═════ Input data
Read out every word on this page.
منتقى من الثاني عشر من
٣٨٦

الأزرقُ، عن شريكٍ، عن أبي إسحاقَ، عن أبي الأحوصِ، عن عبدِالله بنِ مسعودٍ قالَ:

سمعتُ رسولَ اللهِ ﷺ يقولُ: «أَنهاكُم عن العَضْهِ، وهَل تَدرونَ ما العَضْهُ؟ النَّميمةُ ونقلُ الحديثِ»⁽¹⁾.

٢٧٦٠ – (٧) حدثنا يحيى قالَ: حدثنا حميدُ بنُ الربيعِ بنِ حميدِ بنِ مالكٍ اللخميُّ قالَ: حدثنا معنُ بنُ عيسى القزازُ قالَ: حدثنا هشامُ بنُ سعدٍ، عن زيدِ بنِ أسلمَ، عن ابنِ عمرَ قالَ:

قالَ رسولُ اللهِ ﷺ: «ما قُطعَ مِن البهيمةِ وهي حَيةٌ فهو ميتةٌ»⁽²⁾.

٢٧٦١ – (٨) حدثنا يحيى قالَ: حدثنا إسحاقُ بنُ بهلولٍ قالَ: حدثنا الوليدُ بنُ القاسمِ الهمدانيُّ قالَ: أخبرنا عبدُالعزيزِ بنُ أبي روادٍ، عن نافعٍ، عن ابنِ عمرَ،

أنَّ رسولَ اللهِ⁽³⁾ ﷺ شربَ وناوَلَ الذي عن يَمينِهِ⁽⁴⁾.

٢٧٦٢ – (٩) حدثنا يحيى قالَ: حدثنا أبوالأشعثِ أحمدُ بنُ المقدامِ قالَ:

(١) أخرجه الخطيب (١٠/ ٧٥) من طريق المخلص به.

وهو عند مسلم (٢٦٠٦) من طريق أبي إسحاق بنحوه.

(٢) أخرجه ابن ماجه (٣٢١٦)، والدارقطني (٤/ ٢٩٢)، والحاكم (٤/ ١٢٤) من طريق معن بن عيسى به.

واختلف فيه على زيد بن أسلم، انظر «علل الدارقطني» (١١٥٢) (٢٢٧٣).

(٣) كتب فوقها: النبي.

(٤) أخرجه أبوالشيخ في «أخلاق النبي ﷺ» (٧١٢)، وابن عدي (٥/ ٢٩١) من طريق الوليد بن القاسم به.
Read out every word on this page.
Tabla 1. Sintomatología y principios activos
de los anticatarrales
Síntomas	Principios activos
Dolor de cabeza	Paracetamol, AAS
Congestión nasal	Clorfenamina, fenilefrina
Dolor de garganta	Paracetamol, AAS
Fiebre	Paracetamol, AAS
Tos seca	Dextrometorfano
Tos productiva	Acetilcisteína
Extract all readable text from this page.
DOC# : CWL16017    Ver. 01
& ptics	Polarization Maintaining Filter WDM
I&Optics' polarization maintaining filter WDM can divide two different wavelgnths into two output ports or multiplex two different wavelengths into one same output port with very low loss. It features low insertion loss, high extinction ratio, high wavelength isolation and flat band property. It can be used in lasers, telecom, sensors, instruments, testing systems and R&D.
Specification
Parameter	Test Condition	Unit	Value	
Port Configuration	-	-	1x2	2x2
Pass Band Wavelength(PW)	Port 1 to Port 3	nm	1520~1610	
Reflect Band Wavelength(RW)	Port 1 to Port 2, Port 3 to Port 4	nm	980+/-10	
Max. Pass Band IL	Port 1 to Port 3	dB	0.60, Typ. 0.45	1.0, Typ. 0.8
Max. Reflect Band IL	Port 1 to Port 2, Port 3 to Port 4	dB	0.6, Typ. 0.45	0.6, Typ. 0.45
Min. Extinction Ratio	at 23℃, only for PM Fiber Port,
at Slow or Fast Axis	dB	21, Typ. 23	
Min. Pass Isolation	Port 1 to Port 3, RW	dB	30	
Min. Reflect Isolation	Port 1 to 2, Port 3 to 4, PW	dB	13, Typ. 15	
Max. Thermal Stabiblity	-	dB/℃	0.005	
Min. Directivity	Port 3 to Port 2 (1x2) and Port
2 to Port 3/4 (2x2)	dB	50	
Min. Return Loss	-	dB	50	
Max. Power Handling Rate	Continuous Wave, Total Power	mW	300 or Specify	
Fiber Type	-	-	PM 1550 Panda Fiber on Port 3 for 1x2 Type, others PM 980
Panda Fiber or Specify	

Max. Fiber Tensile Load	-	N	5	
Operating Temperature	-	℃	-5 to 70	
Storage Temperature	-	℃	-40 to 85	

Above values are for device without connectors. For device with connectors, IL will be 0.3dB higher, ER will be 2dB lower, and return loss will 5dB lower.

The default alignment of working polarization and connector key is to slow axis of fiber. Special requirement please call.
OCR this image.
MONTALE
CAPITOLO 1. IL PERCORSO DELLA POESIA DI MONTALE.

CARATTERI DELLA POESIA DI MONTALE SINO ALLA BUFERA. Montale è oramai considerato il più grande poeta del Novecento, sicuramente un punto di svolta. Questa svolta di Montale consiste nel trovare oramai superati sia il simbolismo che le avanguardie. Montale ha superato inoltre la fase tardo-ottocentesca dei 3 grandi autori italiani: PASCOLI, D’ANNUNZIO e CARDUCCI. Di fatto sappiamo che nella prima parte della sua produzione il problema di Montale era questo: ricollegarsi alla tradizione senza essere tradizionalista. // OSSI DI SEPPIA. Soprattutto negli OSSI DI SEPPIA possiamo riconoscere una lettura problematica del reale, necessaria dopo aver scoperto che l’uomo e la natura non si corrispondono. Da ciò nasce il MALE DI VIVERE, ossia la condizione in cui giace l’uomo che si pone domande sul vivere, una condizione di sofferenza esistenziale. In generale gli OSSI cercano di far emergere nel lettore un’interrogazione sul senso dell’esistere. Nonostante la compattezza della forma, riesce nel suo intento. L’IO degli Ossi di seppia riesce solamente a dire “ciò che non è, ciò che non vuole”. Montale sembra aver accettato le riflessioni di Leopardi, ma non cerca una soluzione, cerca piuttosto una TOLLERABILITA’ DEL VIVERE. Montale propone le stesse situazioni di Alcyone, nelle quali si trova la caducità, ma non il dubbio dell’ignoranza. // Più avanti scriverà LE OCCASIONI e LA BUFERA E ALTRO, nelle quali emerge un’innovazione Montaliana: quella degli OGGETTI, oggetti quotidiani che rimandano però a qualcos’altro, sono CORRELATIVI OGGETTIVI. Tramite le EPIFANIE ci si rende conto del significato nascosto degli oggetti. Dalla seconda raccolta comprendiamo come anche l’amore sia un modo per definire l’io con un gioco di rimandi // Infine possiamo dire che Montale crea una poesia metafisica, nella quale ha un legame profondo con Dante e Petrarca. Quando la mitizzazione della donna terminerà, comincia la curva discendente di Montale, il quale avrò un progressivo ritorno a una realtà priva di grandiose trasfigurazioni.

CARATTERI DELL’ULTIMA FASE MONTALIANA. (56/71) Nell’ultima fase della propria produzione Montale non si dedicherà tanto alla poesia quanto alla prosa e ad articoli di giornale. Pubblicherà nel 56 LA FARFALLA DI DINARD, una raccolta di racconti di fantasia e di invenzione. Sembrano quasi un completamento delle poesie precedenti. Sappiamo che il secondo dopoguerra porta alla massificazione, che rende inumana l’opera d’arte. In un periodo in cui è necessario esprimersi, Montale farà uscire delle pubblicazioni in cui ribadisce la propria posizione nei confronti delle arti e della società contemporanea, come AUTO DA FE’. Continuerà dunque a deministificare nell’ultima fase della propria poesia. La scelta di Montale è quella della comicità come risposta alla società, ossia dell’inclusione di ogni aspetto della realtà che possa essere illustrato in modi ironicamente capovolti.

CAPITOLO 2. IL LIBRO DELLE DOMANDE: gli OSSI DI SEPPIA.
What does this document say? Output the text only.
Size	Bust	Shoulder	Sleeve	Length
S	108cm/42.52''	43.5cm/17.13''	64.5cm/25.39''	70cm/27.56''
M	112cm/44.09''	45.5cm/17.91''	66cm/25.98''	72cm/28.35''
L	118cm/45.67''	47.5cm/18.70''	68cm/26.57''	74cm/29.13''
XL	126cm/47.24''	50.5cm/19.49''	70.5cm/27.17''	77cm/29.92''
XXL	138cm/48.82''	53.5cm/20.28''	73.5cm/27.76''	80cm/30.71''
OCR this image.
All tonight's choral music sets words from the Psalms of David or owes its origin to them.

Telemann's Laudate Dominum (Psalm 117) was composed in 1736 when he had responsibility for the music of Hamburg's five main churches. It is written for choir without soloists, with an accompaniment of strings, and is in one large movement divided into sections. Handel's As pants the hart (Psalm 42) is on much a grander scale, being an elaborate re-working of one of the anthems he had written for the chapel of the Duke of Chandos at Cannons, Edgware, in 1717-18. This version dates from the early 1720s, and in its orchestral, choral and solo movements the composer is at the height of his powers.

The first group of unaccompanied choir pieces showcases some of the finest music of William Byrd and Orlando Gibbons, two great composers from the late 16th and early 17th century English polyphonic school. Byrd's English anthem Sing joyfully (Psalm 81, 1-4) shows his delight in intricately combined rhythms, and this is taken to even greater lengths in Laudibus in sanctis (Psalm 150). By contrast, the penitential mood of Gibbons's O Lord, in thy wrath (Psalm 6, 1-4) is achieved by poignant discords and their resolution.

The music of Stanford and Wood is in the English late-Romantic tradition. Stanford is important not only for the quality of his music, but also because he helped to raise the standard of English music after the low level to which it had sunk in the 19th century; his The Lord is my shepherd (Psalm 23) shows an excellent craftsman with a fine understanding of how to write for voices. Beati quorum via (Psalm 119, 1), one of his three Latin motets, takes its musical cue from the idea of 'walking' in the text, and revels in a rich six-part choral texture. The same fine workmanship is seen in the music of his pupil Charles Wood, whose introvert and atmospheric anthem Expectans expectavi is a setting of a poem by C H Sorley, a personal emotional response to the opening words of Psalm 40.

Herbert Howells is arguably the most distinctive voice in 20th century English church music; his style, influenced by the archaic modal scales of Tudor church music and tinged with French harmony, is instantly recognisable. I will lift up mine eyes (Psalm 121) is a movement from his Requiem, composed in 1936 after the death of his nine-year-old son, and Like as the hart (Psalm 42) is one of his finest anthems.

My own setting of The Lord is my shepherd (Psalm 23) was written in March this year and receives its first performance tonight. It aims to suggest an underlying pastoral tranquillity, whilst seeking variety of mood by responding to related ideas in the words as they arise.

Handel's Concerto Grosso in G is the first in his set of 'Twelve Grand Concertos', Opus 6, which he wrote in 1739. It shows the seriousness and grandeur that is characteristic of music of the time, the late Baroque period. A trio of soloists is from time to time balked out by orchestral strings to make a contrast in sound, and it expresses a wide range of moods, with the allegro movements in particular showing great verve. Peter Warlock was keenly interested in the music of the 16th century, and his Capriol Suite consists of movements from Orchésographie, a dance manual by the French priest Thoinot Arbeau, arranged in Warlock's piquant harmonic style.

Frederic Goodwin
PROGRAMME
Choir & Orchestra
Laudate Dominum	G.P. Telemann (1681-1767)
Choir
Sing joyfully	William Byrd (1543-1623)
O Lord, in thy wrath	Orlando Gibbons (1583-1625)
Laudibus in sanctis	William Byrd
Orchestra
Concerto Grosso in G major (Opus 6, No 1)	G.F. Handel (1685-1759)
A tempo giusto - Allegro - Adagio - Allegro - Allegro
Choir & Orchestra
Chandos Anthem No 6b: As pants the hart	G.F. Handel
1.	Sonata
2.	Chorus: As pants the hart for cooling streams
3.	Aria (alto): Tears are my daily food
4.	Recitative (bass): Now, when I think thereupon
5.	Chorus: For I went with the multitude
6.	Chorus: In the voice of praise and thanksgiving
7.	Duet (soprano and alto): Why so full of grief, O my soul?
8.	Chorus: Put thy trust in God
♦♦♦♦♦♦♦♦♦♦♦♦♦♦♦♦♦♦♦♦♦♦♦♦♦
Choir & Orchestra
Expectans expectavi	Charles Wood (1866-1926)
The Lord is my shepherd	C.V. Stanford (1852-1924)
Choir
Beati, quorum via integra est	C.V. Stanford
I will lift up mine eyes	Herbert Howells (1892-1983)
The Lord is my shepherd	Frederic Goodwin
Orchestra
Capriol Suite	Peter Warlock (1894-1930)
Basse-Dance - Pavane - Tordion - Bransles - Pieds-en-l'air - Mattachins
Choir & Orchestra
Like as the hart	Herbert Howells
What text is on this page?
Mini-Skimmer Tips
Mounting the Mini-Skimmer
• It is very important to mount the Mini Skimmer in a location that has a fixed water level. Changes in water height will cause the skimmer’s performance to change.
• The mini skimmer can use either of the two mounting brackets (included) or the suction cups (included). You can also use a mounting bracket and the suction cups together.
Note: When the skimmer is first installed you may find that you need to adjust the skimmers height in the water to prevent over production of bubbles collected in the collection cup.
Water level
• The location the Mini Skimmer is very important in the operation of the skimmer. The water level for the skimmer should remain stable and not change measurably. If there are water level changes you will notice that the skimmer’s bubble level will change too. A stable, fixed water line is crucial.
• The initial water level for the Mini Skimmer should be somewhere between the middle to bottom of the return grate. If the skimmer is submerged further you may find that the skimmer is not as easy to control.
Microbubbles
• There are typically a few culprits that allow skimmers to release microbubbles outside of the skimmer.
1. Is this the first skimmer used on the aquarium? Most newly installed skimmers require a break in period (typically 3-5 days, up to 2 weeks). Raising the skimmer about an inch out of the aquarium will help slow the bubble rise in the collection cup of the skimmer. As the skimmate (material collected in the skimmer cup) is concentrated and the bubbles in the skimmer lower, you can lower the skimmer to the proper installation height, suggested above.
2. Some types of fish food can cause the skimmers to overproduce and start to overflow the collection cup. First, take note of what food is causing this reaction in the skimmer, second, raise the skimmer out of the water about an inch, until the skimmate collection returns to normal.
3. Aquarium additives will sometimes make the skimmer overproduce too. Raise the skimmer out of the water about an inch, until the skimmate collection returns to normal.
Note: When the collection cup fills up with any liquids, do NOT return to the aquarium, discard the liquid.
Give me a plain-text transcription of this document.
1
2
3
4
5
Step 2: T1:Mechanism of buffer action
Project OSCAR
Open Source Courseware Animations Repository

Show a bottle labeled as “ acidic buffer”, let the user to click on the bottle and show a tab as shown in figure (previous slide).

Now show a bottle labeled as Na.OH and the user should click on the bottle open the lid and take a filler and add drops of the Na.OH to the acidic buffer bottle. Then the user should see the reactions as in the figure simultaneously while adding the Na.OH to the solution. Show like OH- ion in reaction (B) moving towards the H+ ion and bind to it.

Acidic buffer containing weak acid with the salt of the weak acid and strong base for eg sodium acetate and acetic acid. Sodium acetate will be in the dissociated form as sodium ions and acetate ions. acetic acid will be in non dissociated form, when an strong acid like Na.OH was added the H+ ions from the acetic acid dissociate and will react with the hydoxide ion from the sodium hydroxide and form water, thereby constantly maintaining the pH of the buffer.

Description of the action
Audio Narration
══════════
**What the task asks:**
The word "Temperature" appears in how many lines of the records? Give the number only.

**Exercise solution:**
2